• **TASK DESCRIPTION**
Rewrite the entries from the start through the line containing "rate-point-EGMX1:3 [84, 171, 94, 180]" as a numbered list, omitting any blank lines.

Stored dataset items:

****************************************

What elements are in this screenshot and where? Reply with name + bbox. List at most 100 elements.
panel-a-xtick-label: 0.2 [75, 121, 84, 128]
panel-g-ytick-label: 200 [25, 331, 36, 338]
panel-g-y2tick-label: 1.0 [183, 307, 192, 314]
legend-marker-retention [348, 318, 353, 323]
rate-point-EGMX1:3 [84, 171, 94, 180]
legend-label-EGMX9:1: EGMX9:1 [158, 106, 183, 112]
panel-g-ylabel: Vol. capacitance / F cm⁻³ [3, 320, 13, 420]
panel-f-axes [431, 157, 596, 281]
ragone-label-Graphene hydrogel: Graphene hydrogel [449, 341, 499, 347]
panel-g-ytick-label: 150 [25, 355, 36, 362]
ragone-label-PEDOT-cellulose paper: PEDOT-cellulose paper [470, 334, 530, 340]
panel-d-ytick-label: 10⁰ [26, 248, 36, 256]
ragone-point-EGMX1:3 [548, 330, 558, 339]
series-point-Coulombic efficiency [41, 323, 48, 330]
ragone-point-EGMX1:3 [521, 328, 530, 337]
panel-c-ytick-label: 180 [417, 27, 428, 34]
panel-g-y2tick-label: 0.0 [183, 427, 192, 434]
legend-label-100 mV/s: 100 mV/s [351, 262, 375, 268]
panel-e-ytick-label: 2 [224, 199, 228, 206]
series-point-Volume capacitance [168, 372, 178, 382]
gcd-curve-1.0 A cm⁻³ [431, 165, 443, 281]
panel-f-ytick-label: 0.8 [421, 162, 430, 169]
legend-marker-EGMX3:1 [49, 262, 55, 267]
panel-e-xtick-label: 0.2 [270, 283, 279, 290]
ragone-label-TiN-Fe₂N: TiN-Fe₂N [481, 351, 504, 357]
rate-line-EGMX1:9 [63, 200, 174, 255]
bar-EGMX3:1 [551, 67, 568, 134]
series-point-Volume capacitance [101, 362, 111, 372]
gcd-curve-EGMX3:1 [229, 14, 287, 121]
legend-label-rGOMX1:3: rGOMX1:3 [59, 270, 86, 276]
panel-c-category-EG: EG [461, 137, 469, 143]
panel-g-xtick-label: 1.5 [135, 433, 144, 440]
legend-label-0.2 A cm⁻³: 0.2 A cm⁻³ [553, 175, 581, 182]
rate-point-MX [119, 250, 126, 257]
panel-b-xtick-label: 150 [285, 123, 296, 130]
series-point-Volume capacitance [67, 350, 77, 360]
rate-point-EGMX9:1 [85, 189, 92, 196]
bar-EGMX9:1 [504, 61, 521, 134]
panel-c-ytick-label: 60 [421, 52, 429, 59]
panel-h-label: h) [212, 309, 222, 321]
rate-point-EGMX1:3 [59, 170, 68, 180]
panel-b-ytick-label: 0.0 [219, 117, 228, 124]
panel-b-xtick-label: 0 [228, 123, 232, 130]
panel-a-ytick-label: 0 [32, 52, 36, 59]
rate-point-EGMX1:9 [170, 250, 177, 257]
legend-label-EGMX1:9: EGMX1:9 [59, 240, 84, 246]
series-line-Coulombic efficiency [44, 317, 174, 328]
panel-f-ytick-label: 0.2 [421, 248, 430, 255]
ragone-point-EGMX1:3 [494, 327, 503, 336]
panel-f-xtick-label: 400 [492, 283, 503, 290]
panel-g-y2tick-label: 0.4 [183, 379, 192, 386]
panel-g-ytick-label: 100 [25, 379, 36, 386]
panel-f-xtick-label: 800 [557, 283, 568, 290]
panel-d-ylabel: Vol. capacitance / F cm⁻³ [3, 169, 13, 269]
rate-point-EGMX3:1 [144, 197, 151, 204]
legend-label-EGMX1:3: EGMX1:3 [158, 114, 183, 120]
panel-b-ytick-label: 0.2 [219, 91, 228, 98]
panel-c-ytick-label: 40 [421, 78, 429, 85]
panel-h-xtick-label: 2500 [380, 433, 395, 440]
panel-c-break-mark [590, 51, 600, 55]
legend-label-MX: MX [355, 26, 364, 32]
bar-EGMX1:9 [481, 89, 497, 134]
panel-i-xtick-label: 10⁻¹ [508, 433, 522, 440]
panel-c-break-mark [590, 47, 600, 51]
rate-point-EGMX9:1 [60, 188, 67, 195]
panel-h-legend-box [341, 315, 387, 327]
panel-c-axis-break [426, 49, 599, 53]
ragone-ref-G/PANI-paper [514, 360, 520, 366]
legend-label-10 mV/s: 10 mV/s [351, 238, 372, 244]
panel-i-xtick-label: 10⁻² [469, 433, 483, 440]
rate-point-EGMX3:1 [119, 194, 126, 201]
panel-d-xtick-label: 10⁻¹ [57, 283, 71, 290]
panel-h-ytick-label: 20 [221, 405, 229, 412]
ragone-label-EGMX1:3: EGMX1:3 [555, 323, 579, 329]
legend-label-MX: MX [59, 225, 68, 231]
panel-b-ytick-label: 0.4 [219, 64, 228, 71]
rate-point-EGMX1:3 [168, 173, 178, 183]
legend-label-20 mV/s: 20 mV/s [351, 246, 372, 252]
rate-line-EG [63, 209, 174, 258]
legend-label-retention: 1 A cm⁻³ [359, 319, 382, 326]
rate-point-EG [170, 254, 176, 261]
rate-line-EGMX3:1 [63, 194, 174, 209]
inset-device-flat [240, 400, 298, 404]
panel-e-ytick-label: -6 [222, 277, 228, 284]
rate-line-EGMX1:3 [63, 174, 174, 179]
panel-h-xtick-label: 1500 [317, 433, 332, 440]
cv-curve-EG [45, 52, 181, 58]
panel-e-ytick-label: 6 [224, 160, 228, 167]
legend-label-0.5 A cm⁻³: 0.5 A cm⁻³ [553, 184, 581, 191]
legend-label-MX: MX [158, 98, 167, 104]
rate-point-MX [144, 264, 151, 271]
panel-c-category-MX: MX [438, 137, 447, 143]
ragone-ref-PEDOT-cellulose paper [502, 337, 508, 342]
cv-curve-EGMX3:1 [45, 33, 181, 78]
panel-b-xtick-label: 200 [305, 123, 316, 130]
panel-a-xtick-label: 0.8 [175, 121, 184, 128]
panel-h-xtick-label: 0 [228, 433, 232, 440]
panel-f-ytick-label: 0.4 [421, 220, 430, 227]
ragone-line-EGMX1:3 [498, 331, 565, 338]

****************************************

• **TASK RESPONSE**
1. What elements are in this screenshot and where? Reply with name + bbox. List at most 100 elements.
2. panel-a-xtick-label: 0.2 [75, 121, 84, 128]
3. panel-g-ytick-label: 200 [25, 331, 36, 338]
4. panel-g-y2tick-label: 1.0 [183, 307, 192, 314]
5. legend-marker-retention [348, 318, 353, 323]
6. rate-point-EGMX1:3 [84, 171, 94, 180]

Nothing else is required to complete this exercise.